▶
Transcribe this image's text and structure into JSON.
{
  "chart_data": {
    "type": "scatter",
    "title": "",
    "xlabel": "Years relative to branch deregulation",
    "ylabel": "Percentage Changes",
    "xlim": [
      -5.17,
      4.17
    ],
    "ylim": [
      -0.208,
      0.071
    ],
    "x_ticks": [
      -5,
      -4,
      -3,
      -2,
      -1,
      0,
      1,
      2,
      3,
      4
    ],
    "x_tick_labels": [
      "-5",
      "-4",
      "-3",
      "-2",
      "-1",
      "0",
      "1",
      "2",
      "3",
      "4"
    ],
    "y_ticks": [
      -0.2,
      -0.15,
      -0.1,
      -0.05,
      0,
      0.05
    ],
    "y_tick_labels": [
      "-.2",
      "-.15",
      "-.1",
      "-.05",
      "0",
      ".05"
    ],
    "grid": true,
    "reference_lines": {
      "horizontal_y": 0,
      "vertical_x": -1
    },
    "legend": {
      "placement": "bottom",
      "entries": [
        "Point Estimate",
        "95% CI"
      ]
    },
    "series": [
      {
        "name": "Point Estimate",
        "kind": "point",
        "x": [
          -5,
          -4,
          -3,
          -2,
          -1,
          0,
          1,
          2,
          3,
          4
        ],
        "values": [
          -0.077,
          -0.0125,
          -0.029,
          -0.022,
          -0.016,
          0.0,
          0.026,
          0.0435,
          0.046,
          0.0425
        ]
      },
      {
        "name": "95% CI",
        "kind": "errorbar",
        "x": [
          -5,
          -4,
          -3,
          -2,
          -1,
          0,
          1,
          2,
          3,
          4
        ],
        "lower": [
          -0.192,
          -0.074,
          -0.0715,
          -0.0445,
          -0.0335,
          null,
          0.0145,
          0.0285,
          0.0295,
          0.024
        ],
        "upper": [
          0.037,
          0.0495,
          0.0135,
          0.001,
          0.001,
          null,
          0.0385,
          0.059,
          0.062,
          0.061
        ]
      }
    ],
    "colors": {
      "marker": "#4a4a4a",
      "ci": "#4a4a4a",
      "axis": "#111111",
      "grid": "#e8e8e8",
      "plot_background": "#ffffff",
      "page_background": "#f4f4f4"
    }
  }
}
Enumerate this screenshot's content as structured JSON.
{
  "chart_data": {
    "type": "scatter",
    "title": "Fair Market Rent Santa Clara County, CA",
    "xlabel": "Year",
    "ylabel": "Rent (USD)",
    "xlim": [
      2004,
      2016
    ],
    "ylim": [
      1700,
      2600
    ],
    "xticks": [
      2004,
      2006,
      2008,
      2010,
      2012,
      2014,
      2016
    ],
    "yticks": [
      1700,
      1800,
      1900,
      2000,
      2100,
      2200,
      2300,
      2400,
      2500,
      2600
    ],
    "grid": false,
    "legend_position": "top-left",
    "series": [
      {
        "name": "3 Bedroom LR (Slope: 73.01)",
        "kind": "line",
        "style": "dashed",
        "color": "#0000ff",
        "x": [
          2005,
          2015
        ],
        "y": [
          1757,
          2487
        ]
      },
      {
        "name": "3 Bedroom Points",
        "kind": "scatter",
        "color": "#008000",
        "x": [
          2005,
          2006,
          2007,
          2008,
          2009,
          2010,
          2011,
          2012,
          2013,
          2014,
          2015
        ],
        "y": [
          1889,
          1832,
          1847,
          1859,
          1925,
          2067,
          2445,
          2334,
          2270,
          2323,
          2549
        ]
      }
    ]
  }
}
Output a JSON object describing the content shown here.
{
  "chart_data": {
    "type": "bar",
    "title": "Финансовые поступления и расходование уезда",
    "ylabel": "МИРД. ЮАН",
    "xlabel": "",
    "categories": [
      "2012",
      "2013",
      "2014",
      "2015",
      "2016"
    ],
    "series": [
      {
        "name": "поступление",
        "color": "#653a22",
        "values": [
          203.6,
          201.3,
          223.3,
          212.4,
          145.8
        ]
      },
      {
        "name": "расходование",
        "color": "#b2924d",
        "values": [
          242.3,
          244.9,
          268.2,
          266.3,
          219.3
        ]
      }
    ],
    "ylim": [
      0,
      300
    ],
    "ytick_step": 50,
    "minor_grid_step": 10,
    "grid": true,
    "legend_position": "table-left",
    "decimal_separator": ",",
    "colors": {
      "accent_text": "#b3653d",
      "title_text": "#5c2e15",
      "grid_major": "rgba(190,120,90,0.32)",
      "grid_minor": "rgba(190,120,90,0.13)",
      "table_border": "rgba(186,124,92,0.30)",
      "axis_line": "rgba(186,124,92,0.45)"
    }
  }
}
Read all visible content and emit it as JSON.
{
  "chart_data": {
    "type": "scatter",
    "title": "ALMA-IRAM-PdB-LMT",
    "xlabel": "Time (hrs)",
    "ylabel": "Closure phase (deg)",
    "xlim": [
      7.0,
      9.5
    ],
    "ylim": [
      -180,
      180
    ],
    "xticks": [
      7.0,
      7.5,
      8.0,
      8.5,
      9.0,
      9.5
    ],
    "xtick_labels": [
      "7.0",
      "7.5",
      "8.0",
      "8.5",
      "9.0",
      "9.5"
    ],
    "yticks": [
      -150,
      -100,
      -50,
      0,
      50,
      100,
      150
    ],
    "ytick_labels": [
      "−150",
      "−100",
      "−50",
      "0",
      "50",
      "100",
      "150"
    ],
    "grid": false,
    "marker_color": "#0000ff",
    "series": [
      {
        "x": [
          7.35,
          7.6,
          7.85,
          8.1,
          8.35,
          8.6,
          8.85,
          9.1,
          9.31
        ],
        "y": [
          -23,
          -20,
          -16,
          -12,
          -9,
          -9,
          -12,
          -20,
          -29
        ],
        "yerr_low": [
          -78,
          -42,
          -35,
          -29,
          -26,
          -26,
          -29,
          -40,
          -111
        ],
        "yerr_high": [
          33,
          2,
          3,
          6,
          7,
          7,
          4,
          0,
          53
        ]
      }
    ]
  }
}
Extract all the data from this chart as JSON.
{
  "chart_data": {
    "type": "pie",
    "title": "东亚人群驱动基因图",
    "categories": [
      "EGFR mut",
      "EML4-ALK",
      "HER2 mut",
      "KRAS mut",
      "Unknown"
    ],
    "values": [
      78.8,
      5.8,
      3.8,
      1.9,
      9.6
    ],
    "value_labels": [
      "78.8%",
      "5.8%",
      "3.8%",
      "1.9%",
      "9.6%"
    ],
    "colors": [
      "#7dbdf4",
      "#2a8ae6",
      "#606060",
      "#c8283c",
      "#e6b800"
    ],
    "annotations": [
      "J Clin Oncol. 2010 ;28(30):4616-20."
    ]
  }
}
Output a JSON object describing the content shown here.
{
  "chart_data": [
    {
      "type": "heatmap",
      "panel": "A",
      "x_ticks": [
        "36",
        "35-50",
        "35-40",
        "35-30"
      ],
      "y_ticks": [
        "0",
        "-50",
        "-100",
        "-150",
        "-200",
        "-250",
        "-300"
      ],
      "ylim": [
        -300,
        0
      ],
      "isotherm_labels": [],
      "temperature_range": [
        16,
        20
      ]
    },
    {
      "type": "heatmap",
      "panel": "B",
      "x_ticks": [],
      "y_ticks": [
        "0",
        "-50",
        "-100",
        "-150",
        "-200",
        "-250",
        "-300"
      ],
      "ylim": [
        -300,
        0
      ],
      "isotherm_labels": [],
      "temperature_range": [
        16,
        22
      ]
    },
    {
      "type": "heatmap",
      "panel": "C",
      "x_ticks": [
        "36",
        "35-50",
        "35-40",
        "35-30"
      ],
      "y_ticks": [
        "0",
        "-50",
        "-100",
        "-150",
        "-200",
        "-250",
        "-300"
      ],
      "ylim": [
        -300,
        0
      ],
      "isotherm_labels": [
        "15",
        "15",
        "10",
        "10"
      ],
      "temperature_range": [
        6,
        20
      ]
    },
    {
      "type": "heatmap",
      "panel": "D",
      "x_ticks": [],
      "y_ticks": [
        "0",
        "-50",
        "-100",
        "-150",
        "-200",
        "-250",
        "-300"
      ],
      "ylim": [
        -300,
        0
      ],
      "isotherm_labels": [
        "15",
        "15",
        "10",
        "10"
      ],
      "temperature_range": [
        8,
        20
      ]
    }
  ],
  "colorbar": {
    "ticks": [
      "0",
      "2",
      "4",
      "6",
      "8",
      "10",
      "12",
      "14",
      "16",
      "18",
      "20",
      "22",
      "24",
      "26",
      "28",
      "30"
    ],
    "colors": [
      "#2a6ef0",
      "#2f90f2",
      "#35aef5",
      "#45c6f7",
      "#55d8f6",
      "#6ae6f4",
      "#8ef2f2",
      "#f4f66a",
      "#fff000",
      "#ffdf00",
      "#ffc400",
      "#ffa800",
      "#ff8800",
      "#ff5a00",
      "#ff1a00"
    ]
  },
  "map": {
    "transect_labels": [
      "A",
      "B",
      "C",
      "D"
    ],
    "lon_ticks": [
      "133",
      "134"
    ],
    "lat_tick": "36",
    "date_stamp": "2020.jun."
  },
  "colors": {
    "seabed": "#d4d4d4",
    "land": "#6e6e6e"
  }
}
◀
Copy out each line of the entries that holds "name".

        "name": "Point Estimate",
        "name": "95% CI",
        "name": "3 Bedroom LR (Slope: 73.01)",
        "name": "3 Bedroom Points",
        "name": "поступление",
        "name": "расходование",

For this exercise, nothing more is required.